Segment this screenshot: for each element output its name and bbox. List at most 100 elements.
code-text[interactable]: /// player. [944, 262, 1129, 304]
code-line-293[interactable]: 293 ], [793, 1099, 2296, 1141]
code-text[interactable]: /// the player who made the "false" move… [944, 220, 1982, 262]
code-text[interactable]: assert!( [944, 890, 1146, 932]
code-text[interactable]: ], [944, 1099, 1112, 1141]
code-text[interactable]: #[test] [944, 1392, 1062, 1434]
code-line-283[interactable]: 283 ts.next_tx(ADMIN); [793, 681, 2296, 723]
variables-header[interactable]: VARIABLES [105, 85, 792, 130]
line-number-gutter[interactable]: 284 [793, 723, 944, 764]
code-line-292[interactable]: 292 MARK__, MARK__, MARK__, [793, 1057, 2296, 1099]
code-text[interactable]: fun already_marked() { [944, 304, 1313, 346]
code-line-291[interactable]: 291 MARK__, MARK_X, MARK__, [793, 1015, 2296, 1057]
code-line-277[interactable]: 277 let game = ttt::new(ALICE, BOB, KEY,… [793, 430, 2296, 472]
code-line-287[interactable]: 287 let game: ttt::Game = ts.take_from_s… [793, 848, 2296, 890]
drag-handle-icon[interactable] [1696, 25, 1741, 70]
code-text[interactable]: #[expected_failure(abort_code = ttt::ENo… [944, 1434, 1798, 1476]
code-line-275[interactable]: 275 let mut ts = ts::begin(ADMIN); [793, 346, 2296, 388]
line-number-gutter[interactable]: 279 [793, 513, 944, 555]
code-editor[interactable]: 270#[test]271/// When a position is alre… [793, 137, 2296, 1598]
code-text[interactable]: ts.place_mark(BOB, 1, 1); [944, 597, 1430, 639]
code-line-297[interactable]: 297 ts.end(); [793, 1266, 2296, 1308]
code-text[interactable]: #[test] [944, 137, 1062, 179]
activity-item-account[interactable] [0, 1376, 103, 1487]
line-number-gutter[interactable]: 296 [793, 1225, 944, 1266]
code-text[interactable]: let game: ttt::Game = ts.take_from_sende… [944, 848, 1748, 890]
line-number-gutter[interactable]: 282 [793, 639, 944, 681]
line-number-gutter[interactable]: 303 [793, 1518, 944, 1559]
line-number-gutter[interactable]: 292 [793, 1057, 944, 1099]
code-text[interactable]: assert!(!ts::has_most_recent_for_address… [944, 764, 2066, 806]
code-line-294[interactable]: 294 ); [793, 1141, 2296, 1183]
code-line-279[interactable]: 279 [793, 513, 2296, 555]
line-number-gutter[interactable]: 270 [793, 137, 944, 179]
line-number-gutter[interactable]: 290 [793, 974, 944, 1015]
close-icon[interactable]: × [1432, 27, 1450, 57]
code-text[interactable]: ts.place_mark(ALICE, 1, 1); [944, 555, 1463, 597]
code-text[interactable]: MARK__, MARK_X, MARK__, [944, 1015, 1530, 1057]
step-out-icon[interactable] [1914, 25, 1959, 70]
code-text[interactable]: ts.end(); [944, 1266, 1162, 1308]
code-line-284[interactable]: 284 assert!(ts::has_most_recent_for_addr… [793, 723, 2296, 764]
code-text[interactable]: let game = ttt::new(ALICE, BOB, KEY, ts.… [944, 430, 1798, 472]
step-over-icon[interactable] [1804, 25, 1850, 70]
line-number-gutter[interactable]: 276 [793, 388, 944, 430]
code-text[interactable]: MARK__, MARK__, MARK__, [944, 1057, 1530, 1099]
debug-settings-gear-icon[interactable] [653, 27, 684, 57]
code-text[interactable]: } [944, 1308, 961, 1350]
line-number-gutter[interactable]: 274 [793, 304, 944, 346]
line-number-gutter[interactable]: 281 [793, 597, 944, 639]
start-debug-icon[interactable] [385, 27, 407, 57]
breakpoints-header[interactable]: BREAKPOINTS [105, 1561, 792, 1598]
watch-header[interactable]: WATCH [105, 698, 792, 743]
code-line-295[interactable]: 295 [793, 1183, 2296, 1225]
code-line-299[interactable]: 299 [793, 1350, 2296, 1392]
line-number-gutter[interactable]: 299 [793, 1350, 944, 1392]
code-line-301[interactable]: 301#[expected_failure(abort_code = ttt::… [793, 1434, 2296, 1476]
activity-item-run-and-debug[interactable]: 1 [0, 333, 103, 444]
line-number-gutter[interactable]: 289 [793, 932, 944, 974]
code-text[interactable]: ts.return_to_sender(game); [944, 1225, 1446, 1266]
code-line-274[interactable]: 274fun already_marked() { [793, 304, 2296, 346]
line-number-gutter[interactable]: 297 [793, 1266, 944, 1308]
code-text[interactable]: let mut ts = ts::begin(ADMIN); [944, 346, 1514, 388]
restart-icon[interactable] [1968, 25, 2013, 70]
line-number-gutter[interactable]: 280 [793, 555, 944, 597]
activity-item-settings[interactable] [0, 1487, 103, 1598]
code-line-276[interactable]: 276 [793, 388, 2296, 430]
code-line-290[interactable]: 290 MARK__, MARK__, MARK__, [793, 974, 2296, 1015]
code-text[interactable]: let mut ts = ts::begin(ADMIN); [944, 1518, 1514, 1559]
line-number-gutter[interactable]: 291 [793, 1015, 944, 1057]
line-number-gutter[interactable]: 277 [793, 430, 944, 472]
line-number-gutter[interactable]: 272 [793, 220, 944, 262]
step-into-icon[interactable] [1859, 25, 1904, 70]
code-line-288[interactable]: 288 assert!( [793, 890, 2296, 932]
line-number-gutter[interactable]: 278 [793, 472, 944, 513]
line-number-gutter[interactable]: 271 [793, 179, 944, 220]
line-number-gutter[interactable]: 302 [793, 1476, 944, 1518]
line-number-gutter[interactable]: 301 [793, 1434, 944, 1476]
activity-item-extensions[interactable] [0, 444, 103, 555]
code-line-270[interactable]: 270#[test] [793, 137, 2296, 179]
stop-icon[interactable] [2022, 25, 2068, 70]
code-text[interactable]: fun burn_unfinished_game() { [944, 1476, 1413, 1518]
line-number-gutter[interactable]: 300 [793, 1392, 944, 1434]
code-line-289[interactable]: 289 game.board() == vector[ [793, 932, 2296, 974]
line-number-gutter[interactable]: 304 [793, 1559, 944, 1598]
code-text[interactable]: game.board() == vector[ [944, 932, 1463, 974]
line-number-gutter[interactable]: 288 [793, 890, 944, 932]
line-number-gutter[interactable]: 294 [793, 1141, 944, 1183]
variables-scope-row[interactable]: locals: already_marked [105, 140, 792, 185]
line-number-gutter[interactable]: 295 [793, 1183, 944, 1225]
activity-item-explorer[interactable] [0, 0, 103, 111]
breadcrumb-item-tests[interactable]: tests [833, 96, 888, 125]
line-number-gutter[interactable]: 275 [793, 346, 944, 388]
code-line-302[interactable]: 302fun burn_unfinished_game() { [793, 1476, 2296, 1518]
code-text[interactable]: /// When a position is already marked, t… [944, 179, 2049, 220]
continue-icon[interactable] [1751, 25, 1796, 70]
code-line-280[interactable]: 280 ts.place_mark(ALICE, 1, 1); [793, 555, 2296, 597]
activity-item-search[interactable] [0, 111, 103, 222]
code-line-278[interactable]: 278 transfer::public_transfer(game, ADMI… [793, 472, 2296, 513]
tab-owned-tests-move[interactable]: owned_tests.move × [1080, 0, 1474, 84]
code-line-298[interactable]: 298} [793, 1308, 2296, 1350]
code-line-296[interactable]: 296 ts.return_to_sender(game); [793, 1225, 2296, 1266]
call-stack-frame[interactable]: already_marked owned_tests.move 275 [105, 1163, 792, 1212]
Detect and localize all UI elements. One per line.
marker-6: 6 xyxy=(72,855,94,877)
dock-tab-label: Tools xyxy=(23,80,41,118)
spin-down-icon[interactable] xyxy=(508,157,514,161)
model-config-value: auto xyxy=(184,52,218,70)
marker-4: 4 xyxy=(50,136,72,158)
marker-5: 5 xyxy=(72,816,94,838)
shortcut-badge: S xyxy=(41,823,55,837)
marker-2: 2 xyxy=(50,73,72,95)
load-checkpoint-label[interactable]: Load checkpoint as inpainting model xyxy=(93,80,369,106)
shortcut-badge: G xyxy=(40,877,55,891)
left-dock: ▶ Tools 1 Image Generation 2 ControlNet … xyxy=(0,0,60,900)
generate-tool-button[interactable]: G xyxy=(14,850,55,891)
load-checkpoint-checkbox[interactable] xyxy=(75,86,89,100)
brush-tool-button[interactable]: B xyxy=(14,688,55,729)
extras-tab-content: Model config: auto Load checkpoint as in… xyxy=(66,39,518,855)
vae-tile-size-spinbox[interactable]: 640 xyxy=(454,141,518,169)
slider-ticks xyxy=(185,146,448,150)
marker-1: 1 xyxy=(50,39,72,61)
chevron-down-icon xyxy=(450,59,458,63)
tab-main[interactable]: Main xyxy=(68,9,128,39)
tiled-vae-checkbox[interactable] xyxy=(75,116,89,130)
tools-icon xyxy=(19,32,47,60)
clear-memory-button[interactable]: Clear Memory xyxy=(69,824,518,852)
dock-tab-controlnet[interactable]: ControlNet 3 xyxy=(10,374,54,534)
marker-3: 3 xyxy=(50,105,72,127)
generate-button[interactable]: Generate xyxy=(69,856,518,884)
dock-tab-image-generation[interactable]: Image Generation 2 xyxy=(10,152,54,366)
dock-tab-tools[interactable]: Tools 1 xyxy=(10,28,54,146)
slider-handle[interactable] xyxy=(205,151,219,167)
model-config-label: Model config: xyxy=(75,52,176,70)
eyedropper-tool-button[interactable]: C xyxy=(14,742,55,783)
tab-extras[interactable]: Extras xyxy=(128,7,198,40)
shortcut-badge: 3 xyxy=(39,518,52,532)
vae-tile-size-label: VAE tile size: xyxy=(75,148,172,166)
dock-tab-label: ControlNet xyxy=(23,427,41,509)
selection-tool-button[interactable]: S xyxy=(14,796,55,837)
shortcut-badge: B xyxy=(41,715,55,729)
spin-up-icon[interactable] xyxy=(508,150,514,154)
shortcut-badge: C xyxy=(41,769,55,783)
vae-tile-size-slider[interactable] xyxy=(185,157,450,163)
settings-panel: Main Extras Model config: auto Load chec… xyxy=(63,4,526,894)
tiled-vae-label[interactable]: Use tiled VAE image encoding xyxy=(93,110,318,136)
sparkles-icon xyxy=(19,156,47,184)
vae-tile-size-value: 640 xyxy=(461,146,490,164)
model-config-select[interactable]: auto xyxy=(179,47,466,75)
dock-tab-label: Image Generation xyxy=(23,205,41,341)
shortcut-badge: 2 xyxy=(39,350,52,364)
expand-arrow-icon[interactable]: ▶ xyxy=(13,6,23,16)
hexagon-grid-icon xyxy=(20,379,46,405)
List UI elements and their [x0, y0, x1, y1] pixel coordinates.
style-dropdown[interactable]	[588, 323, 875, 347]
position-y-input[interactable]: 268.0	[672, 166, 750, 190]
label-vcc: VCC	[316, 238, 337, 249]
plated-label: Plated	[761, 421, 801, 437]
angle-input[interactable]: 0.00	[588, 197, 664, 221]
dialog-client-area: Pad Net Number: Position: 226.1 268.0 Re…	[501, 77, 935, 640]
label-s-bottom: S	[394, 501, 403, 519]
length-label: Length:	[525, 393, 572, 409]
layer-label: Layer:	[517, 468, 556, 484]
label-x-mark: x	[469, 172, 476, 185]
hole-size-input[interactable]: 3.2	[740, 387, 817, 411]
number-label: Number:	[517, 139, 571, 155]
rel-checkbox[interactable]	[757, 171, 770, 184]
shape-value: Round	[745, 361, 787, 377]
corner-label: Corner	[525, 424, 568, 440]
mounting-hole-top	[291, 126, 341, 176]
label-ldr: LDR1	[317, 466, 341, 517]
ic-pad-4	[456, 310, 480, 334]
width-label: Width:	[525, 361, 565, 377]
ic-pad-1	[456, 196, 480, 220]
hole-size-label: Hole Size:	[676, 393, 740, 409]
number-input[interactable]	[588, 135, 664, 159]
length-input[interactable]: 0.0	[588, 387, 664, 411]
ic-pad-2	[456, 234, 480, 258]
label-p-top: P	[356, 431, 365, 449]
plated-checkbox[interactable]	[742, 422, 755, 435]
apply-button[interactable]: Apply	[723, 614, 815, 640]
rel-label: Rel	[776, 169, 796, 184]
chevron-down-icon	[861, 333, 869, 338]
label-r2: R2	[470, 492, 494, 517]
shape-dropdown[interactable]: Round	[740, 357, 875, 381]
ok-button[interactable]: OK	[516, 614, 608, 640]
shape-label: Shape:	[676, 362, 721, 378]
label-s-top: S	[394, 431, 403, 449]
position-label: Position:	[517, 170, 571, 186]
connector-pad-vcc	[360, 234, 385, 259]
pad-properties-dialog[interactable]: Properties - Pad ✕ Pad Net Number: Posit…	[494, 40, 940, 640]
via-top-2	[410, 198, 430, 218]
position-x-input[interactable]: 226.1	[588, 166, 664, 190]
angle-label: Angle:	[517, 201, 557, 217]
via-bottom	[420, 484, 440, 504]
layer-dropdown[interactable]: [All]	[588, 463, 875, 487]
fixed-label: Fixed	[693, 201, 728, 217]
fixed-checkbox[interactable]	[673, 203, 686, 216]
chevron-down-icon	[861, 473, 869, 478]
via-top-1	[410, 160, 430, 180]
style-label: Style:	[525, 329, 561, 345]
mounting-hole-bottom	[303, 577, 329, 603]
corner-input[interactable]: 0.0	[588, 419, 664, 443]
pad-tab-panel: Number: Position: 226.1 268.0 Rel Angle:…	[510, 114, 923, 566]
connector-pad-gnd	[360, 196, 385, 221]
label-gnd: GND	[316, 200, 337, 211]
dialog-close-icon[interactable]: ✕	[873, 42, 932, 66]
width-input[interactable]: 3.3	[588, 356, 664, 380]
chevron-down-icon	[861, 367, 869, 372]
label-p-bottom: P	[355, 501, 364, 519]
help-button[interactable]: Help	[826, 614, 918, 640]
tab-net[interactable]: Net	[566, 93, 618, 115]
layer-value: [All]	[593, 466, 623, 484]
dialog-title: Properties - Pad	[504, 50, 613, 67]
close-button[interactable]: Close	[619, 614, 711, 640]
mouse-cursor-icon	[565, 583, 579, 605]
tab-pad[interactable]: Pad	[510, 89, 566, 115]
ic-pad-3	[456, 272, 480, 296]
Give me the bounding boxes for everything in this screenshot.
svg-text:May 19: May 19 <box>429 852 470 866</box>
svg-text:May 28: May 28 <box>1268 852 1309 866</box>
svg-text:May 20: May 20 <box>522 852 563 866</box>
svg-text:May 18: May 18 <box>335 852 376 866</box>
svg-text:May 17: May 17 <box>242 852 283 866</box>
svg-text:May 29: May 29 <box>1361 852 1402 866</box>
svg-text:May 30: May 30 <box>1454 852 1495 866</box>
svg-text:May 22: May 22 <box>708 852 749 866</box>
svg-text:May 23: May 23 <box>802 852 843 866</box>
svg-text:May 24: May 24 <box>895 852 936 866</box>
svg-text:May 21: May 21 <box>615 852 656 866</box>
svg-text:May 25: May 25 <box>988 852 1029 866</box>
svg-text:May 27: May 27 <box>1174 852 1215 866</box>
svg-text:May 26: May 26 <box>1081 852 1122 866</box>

********

Rewrite the items from the start through the line containing "code-text[interactable]: #[test] [944, 1392, 1062, 1434]" as a Markdown table with the columns Row and Line. Put a row number in Row and the full line in Line, and leave out any blank lines.

**THE OUTPUT:**
| Row | Line |
|---|---|
| 1 | Segment this screenshot: for each element output its name and bbox. List at most 100 elements. |
| 2 | code-text[interactable]: /// player. [944, 262, 1129, 304] |
| 3 | code-line-293[interactable]: 293 ], [793, 1099, 2296, 1141] |
| 4 | code-text[interactable]: /// the player who made the "false" move… [944, 220, 1982, 262] |
| 5 | code-text[interactable]: assert!( [944, 890, 1146, 932] |
| 6 | code-text[interactable]: ], [944, 1099, 1112, 1141] |
| 7 | code-text[interactable]: #[test] [944, 1392, 1062, 1434] |